**SOURCE DATA:**
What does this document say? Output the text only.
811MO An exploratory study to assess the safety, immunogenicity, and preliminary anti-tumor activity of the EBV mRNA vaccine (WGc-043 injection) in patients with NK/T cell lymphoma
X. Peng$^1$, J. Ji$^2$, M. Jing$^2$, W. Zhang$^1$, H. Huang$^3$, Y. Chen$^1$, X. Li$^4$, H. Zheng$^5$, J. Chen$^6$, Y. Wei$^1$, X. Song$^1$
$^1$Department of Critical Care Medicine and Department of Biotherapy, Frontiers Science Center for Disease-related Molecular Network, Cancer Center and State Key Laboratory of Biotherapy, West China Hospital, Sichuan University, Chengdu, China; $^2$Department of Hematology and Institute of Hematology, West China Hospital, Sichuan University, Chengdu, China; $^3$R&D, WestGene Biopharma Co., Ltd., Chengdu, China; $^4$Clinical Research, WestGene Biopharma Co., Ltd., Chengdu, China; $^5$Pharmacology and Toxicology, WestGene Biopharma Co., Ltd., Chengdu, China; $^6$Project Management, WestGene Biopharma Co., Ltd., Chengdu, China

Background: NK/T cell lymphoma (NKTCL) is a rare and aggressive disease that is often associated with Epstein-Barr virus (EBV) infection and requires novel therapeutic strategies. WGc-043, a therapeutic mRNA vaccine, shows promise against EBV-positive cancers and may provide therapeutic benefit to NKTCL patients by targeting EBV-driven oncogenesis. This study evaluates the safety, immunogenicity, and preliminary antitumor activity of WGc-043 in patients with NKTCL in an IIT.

---

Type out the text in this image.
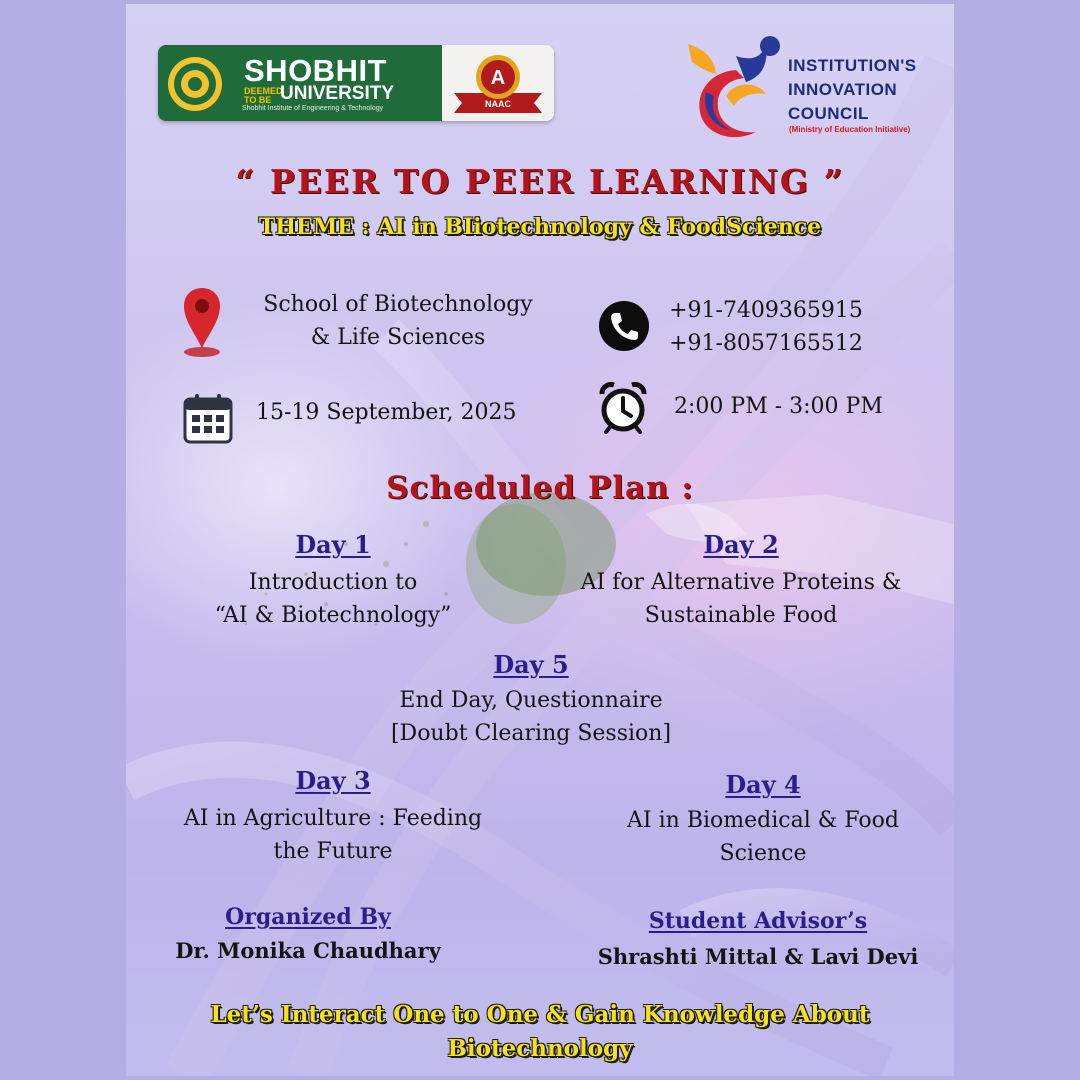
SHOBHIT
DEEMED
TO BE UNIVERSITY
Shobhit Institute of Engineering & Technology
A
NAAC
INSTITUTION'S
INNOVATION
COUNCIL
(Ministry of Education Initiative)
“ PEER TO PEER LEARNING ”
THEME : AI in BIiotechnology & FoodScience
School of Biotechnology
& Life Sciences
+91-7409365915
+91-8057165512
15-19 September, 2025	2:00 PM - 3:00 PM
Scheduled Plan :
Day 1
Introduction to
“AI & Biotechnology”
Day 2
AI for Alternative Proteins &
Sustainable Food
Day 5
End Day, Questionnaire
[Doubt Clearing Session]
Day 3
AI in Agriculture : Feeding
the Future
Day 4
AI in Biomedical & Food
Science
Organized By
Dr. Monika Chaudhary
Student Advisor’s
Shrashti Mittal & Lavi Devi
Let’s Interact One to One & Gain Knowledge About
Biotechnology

**DIRECTIONS:** Wherever the string "patients" occurs in the entries, copy that whole line.

**WRITTEN RESPONSE:**
811MO An exploratory study to assess the safety, immunogenicity, and preliminary anti-tumor activity of the EBV mRNA vaccine (WGc-043 injection) in patients with NK/T cell lymphoma
Background: NK/T cell lymphoma (NKTCL) is a rare and aggressive disease that is often associated with Epstein-Barr virus (EBV) infection and requires novel therapeutic strategies. WGc-043, a therapeutic mRNA vaccine, shows promise against EBV-positive cancers and may provide therapeutic benefit to NKTCL patients by targeting EBV-driven oncogenesis. This study evaluates the safety, immunogenicity, and preliminary antitumor activity of WGc-043 in patients with NKTCL in an IIT.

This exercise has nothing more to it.